Short task:
Repeat the portion of the rectangle-area thread that runs from "Who can help" up to and including "find the area of ​​a rectangle.", word for word.

Text shown:
_ _ _ _ _

Area of a rectangle foolproof

Question

Who can help me with the area of ​​a rectangle. I can't make foolproof, ie the ban on entering letters and negative numbers.I just can not create a second condition when creating the first that refers to the letters. How can I do this, or I must even change the program from scratch. I just need to find the area of ​​a rectangle.

#include "stdafx.h"
#include <stdio.h>
#include <math.h>
#include <locale.h>
#include <Windows.h>

int _tmain(int argc, char* argv[])
{
    printf("Area of a Rectangle. Press Enter to start\n");
    system("pause");

    float a, s, d;

    do
    {
        fflush(stdin);
        system("cls");
        printf("Enter the lengths of the rectangle\n");
        scanf_s("%f", &a);
        scanf_s("%f", &s);

        if (getchar() != '\n') {
            while (getchar() != '\n')
                ;
            printf("Your data is wrong\n");
            system("pause");
            continue;
        }

        break;
    } while (true);

    d = a*s;
    printf(" Area is %.1f ", d);
    system("pause");
    return 0;
}

Answer 1

This program will ask for a numeric value and accept only positive values. An input of letters or symbols will cause scanf() to fail and the program will clear the input buffer and try again. In this example, inputting the letter 'q' will quit the program. You could adapt this to your situation.

#include <stdio.h>
#include <stdlib.h>
#include <math.h>


int main()
{
    int i = 0;
    float n = 0.0f;

    do {
        printf("enter numeric value or q to quit\n");
        if ( scanf("%f",&n) != 1) {// scan one float
            while ( ( i = getchar ( )) != '\n' && i != 'q') {
                //clear buffer on scanf failure
                //stop on newline
                //quit if a q is found
            }
            if ( i != 'q') {
                printf ( "problem with input, try again\n");
            }
        }
        else {//scanf success
            if ( n == fabs ( n)) {
                printf("number was %f\n", n);
            }
            else {
                printf("positive numbers only please\n");
            }
        }
    } while ( i != 'q');

    return 0;
}

This has adapted the above into a function.

_ _ _ _ _

Dataset excerpt:

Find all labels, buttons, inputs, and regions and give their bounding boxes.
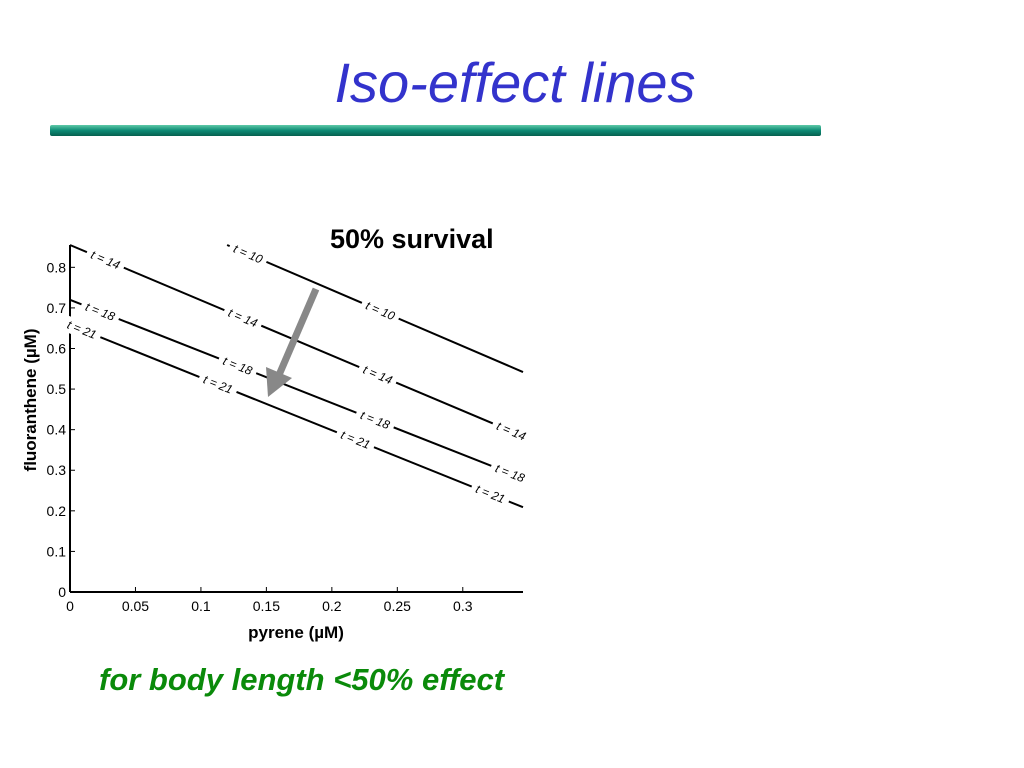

_ _ _ _ _

Task response:
Who can help me with the area of ​​a rectangle. I can't make foolproof, ie the ban on entering letters and negative numbers.I just can not create a second condition when creating the first that refers to the letters. How can I do this, or I must even change the program from scratch. I just need to find the area of ​​a rectangle.